▶ Stated exercise: Which lines hold the word "Voltage"? Show each of them.

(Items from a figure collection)
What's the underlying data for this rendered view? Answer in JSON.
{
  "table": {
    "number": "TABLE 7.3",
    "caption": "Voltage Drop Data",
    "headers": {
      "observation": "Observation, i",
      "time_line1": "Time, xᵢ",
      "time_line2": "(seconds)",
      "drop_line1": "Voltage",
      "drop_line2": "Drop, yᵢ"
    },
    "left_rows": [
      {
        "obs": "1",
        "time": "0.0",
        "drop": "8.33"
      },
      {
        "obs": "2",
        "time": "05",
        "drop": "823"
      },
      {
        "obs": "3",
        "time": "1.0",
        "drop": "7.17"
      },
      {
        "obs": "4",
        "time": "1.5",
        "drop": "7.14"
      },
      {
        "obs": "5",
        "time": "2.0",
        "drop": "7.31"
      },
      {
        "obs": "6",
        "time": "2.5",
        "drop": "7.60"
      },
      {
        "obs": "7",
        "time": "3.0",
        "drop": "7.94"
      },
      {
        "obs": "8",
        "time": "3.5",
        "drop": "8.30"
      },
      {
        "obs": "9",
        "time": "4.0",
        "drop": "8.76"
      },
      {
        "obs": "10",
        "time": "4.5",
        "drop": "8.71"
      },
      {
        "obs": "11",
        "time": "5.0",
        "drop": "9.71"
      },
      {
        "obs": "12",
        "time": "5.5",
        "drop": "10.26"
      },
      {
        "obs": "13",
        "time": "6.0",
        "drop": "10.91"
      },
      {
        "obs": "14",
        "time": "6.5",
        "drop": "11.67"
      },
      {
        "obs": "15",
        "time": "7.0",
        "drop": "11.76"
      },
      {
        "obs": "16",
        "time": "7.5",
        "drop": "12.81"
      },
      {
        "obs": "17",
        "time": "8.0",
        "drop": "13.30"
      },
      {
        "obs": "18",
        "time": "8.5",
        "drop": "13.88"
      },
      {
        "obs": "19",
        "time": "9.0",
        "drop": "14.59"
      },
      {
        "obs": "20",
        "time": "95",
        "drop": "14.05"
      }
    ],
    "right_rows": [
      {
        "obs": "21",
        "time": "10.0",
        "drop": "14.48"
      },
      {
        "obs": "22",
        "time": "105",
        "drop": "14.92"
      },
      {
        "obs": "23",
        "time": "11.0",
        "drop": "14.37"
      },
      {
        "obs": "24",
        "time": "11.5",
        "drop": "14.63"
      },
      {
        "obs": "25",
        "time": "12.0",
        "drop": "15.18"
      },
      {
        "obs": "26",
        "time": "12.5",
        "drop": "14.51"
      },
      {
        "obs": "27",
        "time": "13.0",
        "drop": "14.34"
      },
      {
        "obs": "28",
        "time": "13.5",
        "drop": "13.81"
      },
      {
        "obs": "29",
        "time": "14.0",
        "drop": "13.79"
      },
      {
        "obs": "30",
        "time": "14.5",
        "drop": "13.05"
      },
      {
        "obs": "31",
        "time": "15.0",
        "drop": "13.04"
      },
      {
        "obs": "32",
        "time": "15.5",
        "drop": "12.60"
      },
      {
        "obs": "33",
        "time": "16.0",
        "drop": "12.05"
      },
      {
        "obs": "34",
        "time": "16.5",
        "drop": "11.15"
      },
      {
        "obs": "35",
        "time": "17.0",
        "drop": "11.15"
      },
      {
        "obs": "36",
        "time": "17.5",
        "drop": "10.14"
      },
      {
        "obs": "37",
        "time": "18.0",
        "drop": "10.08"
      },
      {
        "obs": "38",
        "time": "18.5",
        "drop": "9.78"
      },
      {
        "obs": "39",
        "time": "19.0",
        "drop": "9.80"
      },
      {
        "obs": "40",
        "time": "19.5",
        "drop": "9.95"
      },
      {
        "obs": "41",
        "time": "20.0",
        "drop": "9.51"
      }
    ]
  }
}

▶ Result:
    "caption": "Voltage Drop Data",
      "drop_line1": "Voltage",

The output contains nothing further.